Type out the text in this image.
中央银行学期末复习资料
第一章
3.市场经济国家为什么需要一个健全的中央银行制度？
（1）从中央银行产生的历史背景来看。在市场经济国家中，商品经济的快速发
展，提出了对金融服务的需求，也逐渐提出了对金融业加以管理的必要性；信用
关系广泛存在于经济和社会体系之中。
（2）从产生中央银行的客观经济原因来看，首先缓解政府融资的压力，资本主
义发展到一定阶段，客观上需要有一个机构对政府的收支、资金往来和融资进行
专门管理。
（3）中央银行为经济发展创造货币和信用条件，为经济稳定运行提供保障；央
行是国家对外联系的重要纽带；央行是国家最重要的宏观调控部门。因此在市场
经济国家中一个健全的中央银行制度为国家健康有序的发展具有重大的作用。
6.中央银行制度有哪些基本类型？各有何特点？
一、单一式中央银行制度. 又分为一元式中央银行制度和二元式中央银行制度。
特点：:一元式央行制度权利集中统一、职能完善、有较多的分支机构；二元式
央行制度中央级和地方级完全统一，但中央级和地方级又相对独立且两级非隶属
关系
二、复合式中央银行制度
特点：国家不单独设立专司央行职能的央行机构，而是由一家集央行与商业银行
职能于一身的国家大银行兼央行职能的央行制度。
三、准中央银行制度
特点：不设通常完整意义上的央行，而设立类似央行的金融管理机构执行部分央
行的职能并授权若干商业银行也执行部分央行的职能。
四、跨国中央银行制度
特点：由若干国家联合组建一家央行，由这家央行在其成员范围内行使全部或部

Task statement » Exact output of every entry is required.

Task response »
Type out the text in this image.
中央银行学期末复习资料
第一章
3.市场经济国家为什么需要一个健全的中央银行制度？
（1）从中央银行产生的历史背景来看。在市场经济国家中，商品经济的快速发
展，提出了对金融服务的需求，也逐渐提出了对金融业加以管理的必要性；信用
关系广泛存在于经济和社会体系之中。
（2）从产生中央银行的客观经济原因来看，首先缓解政府融资的压力，资本主
义发展到一定阶段，客观上需要有一个机构对政府的收支、资金往来和融资进行
专门管理。
（3）中央银行为经济发展创造货币和信用条件，为经济稳定运行提供保障；央
行是国家对外联系的重要纽带；央行是国家最重要的宏观调控部门。因此在市场
经济国家中一个健全的中央银行制度为国家健康有序的发展具有重大的作用。
6.中央银行制度有哪些基本类型？各有何特点？
一、单一式中央银行制度. 又分为一元式中央银行制度和二元式中央银行制度。
特点：:一元式央行制度权利集中统一、职能完善、有较多的分支机构；二元式
央行制度中央级和地方级完全统一，但中央级和地方级又相对独立且两级非隶属
关系
二、复合式中央银行制度
特点：国家不单独设立专司央行职能的央行机构，而是由一家集央行与商业银行
职能于一身的国家大银行兼央行职能的央行制度。
三、准中央银行制度
特点：不设通常完整意义上的央行，而设立类似央行的金融管理机构执行部分央
行的职能并授权若干商业银行也执行部分央行的职能。
四、跨国中央银行制度
特点：由若干国家联合组建一家央行，由这家央行在其成员范围内行使全部或部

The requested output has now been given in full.